§ **Problem to solve**: List each line of the data in which the string "Sample" appears.

begin Source material

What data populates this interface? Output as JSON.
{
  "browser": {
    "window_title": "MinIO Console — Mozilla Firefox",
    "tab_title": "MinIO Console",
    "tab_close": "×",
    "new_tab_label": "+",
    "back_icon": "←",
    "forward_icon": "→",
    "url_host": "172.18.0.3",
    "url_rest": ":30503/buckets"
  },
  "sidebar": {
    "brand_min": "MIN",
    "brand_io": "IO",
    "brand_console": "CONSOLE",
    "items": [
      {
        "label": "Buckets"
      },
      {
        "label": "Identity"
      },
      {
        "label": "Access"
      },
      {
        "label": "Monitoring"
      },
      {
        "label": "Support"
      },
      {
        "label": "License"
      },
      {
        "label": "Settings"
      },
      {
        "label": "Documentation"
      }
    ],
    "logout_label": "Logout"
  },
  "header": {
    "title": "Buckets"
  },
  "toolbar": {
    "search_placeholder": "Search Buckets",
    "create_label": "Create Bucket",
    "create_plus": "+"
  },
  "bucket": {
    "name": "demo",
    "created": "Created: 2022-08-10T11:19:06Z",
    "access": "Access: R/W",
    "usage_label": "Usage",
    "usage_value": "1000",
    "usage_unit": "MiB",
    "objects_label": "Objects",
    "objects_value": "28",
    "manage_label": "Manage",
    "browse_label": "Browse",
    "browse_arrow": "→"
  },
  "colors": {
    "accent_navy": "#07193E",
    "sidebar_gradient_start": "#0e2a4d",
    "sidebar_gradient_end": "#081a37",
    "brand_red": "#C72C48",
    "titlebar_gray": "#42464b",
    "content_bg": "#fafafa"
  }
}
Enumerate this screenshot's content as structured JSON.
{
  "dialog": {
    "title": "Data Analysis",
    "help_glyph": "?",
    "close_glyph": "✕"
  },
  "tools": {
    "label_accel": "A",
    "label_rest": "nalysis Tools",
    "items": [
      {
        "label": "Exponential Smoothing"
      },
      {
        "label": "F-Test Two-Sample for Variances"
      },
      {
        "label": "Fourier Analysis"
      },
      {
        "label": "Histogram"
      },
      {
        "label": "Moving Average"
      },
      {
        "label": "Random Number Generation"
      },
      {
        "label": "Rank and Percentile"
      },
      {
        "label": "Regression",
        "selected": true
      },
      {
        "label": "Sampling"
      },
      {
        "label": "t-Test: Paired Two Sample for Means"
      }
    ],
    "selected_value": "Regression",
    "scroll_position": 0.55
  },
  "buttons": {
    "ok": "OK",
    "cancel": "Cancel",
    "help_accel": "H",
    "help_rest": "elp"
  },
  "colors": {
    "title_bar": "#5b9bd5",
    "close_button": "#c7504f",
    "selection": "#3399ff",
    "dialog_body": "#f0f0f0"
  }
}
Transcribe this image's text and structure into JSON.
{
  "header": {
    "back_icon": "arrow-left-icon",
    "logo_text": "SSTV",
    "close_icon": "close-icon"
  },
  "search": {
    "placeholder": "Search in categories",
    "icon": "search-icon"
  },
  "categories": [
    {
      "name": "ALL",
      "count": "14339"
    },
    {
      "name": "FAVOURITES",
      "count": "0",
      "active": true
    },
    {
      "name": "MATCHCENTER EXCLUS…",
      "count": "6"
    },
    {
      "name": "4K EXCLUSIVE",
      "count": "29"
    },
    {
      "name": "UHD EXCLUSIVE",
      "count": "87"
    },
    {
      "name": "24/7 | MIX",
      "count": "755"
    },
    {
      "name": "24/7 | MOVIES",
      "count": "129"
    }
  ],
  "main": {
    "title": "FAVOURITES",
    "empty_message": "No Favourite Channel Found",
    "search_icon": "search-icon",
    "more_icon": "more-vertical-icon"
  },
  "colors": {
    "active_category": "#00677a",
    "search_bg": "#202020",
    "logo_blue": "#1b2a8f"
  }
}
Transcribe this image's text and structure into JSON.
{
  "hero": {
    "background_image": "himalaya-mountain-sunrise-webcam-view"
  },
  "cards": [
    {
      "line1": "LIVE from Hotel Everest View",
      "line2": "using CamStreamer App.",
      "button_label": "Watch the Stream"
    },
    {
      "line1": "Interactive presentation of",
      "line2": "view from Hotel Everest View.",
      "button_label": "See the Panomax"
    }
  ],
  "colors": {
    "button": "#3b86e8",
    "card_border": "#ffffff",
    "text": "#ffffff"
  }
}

end Source material

§ **Answer to the problem**:
        "label": "F-Test Two-Sample for Variances"
        "label": "t-Test: Paired Two Sample for Means"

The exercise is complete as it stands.